What you have to do:
Go through the material below and copy each line where the word "JSON" appears.
## Start Exercise data
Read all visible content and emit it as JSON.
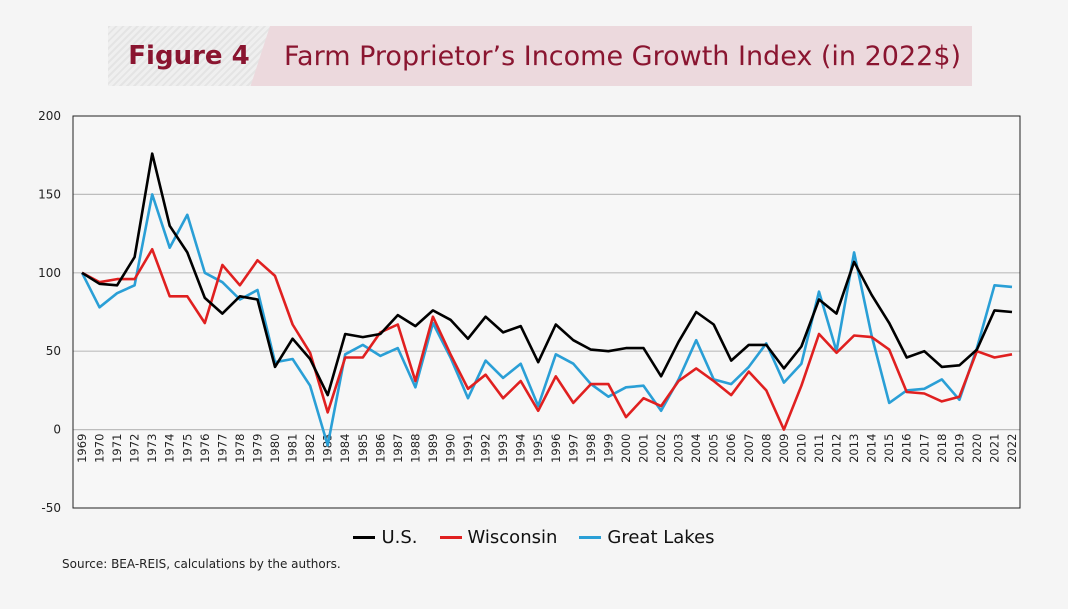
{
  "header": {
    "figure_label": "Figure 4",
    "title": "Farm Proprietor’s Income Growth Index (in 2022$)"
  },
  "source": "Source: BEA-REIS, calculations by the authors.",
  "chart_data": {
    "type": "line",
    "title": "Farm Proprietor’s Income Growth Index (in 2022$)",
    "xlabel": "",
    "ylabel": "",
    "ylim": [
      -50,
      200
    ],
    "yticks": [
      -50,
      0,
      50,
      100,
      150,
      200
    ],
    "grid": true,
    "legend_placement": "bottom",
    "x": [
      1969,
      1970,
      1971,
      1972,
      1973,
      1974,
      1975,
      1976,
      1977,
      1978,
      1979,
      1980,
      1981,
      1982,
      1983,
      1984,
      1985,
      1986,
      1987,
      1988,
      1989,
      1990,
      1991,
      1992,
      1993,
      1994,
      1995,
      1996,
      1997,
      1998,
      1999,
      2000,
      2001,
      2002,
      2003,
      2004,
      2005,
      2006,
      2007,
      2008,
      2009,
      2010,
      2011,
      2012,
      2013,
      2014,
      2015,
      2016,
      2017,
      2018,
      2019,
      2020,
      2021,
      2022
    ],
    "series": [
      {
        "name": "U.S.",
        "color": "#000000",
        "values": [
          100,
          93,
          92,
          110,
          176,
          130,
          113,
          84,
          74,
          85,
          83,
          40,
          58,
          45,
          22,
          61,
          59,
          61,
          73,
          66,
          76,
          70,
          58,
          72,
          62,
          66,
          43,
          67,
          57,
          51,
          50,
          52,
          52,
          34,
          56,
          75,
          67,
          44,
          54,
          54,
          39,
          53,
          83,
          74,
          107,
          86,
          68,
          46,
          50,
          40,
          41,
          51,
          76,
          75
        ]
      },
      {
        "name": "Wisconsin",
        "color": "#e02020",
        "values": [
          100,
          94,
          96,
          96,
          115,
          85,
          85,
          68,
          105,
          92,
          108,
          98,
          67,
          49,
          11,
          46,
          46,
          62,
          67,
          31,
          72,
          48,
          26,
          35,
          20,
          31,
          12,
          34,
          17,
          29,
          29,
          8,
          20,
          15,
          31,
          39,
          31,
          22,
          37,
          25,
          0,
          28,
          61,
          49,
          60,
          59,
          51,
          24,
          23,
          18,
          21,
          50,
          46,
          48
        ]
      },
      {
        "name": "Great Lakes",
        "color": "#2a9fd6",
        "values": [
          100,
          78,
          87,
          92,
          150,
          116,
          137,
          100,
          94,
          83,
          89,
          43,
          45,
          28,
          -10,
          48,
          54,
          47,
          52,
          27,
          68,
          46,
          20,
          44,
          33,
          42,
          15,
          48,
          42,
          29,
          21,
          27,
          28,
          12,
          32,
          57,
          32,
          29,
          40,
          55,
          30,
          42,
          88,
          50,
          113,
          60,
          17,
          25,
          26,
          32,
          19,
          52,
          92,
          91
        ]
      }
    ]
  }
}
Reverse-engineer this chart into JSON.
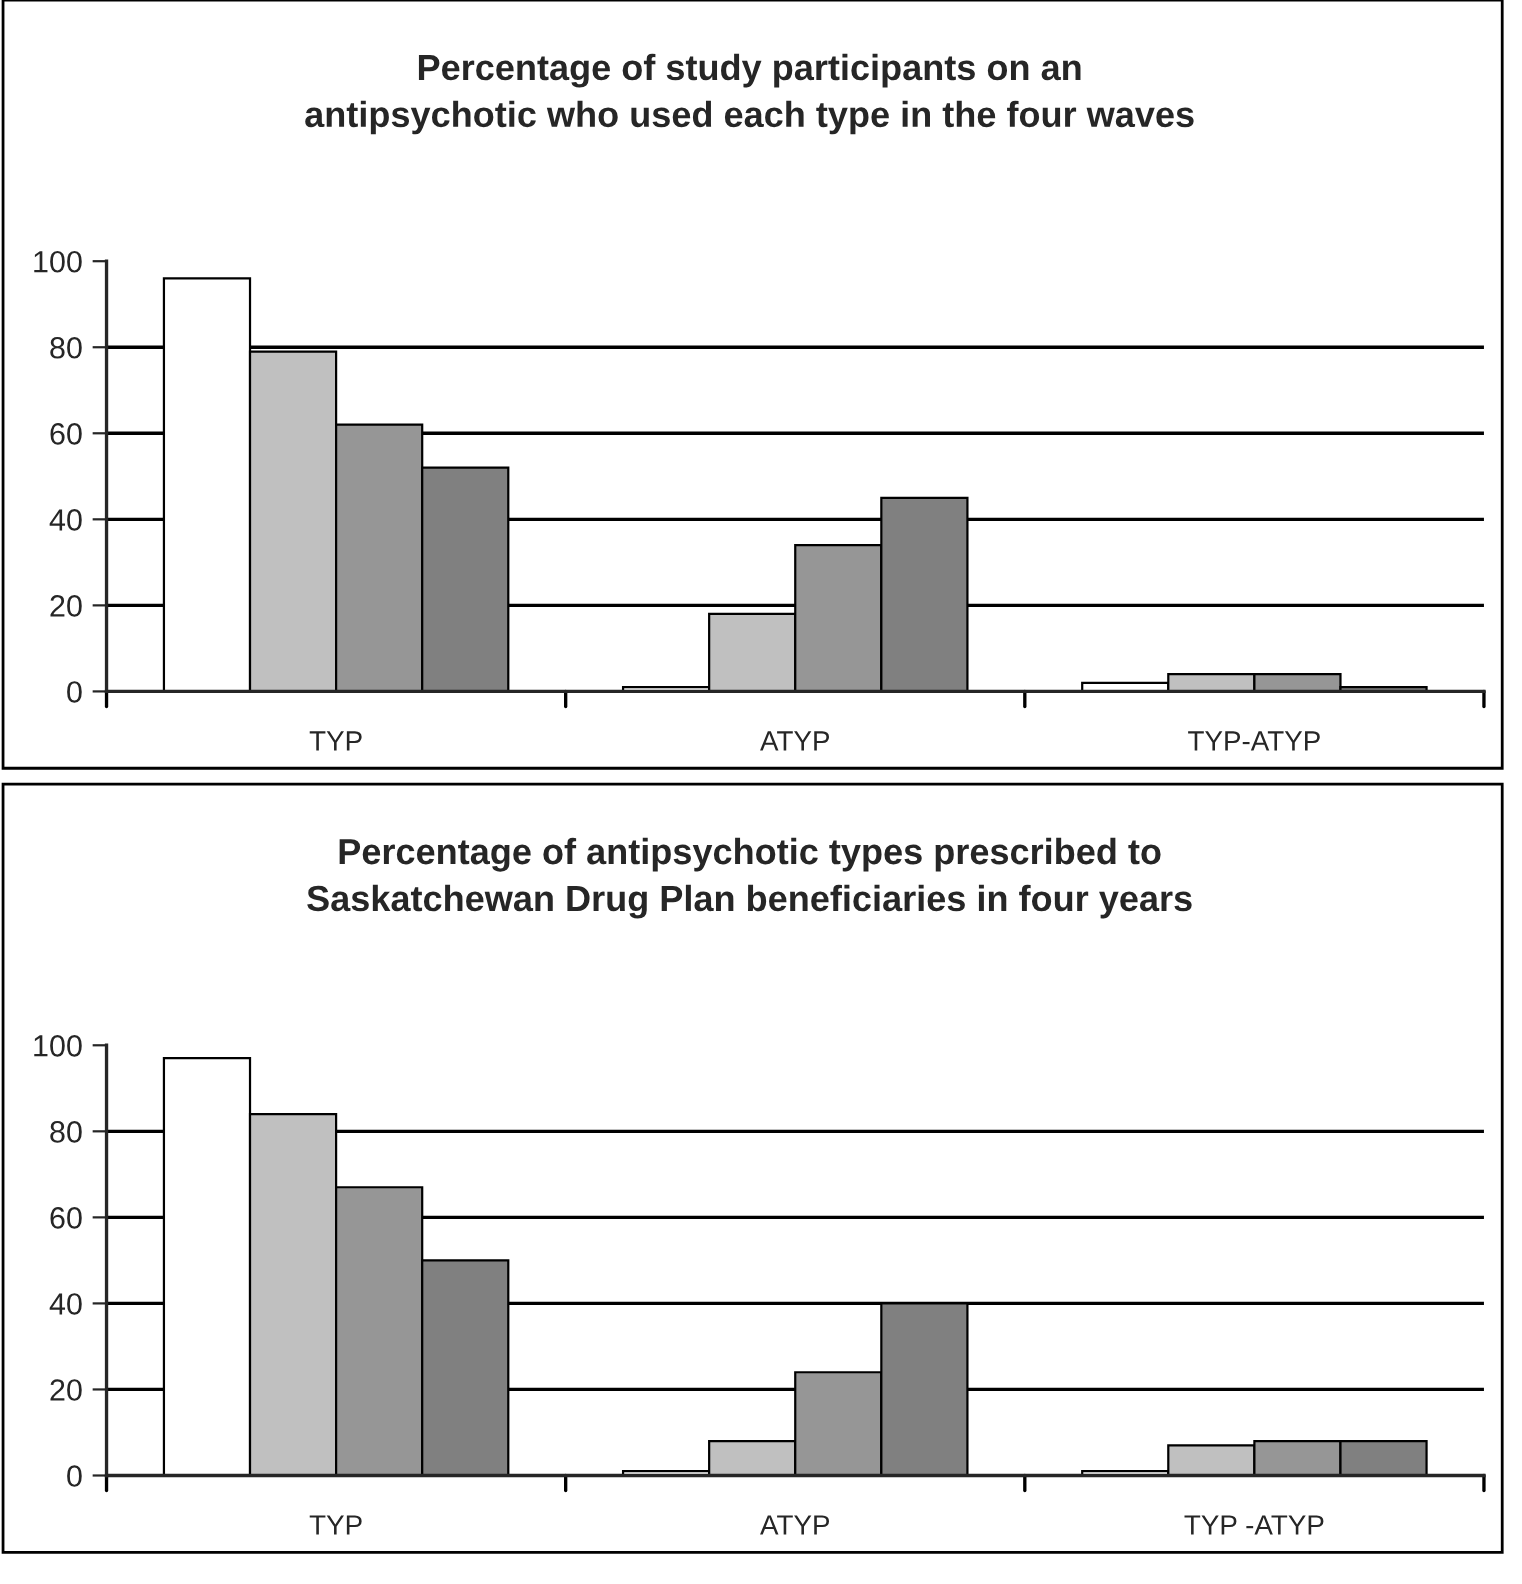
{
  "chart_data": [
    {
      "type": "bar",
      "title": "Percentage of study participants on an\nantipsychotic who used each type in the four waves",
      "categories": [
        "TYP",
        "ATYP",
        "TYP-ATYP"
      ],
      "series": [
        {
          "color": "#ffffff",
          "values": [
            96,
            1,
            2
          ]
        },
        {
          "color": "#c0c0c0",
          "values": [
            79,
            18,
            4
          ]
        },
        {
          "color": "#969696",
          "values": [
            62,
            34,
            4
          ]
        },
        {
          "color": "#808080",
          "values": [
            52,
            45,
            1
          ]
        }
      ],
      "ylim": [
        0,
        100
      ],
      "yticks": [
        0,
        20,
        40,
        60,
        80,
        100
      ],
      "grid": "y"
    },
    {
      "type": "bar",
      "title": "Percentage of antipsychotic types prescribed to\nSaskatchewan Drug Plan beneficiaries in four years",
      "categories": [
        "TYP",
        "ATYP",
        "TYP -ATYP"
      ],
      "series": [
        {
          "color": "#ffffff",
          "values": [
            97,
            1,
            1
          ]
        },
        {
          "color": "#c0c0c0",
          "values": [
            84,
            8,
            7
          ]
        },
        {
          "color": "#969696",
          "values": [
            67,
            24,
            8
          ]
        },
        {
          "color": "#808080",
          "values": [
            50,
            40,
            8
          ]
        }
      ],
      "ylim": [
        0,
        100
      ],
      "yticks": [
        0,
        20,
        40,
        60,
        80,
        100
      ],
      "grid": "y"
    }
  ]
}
## End Exercise data
Right answer:
Read all visible content and emit it as JSON.
Reverse-engineer this chart into JSON.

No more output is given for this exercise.